> [Supplied records]:
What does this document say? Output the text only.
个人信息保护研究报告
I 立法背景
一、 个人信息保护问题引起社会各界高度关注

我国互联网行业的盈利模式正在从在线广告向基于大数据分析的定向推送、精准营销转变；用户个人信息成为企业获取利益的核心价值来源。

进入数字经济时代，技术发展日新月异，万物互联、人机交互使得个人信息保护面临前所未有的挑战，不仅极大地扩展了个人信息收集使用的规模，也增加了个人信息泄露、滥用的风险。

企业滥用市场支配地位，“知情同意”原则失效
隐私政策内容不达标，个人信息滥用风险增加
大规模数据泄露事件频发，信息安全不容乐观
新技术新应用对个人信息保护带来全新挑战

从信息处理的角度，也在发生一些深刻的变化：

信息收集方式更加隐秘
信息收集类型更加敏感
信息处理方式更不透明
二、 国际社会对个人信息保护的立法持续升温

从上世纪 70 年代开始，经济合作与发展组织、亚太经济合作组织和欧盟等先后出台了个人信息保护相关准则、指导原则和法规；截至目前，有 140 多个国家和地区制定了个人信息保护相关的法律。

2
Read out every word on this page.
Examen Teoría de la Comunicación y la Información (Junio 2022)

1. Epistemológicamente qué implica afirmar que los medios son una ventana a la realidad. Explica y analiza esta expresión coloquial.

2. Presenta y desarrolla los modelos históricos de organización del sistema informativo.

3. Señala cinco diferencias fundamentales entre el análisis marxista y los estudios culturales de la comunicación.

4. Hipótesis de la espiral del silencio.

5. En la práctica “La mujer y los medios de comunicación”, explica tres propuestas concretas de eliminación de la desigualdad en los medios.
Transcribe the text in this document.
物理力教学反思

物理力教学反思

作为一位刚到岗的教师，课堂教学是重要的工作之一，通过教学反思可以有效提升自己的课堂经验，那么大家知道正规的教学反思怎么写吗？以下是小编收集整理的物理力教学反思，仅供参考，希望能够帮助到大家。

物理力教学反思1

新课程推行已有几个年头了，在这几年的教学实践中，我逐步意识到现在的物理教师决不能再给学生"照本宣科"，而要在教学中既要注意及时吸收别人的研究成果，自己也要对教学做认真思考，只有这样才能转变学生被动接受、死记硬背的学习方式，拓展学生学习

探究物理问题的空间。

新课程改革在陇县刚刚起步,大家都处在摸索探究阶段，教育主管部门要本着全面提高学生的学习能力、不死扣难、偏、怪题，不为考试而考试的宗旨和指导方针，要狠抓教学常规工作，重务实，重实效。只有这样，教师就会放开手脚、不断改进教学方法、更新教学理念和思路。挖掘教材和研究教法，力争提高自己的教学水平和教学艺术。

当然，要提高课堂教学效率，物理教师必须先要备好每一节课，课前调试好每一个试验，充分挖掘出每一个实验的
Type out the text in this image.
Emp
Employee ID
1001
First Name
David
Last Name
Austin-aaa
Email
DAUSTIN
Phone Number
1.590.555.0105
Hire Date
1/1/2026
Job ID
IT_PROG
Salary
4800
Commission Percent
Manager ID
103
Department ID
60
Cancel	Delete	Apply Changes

> [What is required]: Extract all lines from the data in which "text" is found.

> [Solved problem]:
What does this document say? Output the text only.
Transcribe the text in this document.
Type out the text in this image.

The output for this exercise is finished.